▸ The request
Report back each line of the records that contains the string "everything".

▸ Exercise material
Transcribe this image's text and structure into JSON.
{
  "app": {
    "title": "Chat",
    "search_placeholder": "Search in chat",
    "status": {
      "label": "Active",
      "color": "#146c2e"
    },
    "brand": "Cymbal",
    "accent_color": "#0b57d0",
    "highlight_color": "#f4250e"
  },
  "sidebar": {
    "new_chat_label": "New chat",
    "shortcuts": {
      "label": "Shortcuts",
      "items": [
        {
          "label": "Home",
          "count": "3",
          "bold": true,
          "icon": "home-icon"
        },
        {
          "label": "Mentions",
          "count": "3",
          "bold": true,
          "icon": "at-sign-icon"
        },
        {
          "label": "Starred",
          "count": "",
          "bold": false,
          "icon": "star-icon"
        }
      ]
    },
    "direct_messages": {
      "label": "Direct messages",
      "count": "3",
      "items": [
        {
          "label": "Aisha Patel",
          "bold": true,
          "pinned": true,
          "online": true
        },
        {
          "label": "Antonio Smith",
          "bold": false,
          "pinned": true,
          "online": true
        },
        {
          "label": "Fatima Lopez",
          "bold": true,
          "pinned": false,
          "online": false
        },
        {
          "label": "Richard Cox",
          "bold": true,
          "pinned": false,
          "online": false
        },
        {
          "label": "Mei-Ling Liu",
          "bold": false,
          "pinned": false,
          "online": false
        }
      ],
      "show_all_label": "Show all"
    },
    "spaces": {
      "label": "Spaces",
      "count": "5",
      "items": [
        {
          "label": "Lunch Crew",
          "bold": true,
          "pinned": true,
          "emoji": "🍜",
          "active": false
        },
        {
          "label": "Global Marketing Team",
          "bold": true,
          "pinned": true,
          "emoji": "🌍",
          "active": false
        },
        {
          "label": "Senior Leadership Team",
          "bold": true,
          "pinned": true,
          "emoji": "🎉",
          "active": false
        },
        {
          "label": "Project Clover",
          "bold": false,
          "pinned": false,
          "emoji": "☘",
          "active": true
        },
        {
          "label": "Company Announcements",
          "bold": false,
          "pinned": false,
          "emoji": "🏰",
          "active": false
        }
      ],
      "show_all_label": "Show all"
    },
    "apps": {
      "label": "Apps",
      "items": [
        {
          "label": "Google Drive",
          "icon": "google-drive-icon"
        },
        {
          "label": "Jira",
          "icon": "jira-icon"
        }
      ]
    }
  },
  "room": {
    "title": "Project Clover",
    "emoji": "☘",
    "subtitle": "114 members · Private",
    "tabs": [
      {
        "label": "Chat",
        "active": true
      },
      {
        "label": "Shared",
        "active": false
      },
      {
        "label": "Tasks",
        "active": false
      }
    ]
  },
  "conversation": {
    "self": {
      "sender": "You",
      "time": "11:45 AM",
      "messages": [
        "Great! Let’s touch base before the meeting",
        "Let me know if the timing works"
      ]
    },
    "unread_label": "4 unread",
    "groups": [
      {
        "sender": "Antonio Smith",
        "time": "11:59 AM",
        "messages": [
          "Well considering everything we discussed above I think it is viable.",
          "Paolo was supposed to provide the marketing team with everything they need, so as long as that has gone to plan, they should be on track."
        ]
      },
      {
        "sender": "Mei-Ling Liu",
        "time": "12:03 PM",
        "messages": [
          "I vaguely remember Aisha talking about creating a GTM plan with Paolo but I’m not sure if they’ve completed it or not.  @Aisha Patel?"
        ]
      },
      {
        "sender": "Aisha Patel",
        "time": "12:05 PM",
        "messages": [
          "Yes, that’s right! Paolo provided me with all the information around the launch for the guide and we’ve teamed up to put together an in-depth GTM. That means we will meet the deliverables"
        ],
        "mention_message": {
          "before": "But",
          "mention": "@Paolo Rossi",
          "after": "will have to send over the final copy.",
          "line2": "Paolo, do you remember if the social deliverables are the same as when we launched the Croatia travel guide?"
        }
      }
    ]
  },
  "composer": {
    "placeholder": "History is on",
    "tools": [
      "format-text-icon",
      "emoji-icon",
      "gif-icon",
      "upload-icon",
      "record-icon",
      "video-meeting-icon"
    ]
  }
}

▸ Reply
          "Well considering everything we discussed above I think it is viable.",
          "Paolo was supposed to provide the marketing team with everything they need, so as long as that has gone to plan, they should be on track."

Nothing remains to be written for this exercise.